§ The task: Separate out the lines that hold "title".

○ ○ ○

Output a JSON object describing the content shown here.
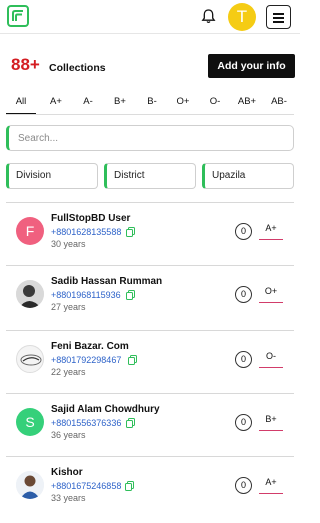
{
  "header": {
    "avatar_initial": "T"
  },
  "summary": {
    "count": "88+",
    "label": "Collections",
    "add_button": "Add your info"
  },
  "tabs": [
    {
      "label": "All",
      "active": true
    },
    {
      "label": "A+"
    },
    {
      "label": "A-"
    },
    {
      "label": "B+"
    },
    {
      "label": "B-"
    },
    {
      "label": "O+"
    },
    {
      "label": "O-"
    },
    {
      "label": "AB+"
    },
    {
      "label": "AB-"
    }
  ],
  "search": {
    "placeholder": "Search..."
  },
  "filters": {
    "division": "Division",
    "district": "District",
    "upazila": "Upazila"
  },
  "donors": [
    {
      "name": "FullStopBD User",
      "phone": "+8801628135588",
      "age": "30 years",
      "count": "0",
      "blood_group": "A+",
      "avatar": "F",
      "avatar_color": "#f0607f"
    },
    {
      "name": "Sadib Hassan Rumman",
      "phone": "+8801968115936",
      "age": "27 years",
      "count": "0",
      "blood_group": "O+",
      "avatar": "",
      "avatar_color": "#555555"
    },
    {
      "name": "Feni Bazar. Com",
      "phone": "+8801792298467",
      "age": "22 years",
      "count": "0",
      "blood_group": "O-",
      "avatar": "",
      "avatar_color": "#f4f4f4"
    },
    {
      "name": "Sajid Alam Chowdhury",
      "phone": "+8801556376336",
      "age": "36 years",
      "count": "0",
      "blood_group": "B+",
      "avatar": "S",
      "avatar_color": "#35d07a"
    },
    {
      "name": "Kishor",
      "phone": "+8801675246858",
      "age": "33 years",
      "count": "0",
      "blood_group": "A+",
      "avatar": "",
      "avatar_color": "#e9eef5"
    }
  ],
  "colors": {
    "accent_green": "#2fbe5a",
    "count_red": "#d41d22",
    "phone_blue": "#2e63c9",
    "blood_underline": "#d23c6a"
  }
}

○ ○ ○

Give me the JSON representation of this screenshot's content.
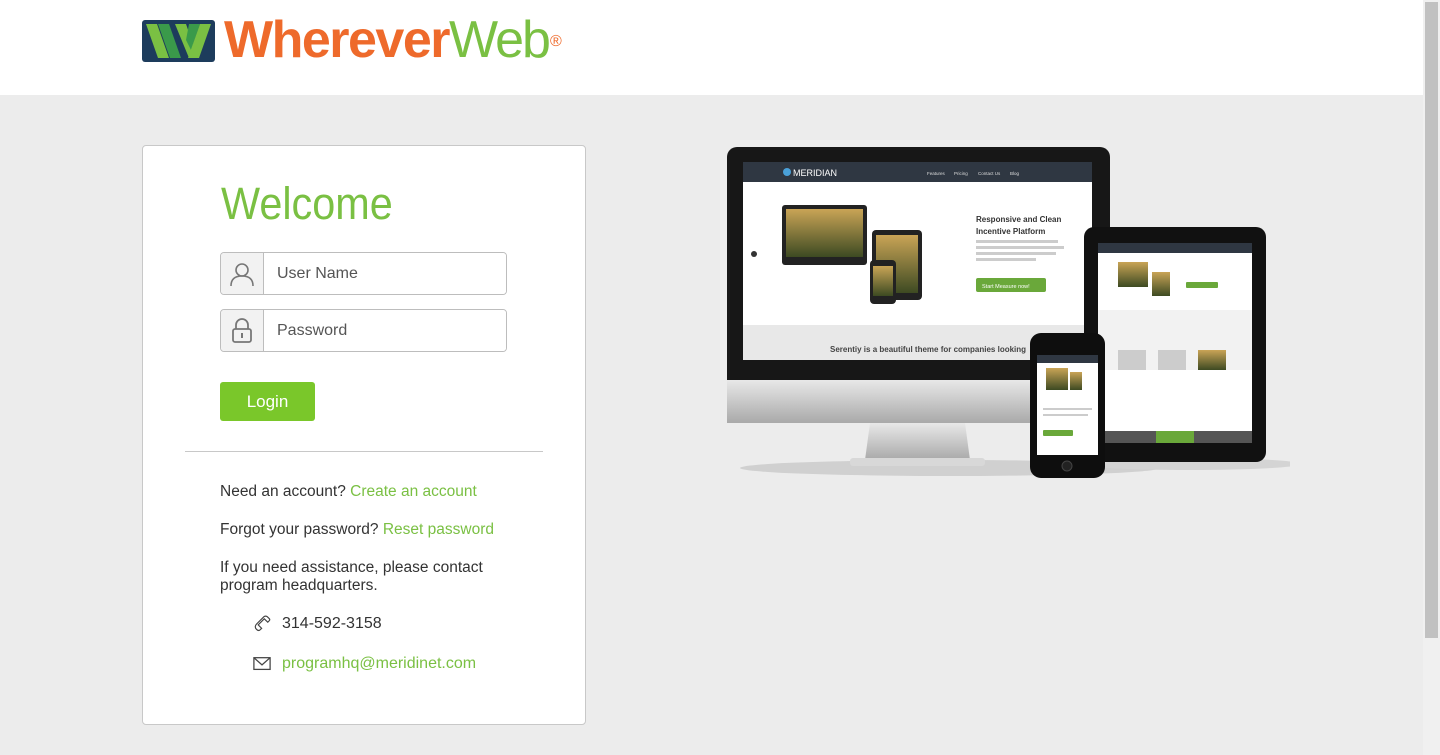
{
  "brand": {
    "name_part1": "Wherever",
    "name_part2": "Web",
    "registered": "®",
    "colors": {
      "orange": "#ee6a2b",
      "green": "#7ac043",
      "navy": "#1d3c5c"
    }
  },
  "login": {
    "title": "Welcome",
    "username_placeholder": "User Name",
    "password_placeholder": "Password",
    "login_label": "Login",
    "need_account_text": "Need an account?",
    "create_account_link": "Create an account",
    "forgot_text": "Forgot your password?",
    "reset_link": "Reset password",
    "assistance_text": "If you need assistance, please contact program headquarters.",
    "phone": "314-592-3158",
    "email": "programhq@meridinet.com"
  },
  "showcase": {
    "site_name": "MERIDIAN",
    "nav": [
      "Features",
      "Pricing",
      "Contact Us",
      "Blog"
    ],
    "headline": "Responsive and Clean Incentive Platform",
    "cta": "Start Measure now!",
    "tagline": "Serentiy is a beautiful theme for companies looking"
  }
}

○ ○ ○

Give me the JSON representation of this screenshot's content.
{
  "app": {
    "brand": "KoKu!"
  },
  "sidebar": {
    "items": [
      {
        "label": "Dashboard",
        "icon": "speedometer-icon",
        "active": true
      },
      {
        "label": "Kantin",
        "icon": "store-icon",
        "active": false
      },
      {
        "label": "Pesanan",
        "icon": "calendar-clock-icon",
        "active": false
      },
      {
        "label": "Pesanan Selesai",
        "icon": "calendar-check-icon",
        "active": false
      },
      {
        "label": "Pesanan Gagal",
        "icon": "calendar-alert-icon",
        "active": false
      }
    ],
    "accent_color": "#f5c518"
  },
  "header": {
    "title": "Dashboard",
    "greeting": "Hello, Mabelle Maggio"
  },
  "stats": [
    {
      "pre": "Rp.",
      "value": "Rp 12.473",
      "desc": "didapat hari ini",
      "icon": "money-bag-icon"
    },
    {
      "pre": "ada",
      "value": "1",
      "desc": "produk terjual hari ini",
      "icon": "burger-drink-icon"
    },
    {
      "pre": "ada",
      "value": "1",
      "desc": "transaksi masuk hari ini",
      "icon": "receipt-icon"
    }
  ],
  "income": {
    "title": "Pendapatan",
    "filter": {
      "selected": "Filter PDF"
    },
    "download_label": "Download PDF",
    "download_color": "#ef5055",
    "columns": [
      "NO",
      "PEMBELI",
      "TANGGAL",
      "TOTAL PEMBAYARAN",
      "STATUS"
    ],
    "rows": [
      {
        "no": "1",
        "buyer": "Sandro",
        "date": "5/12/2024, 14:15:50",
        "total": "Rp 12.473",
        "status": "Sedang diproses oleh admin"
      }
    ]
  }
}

○ ○ ○

§ Written response:
    "title": "Welcome",
    "title": "Dashboard",
    "title": "Pendapatan",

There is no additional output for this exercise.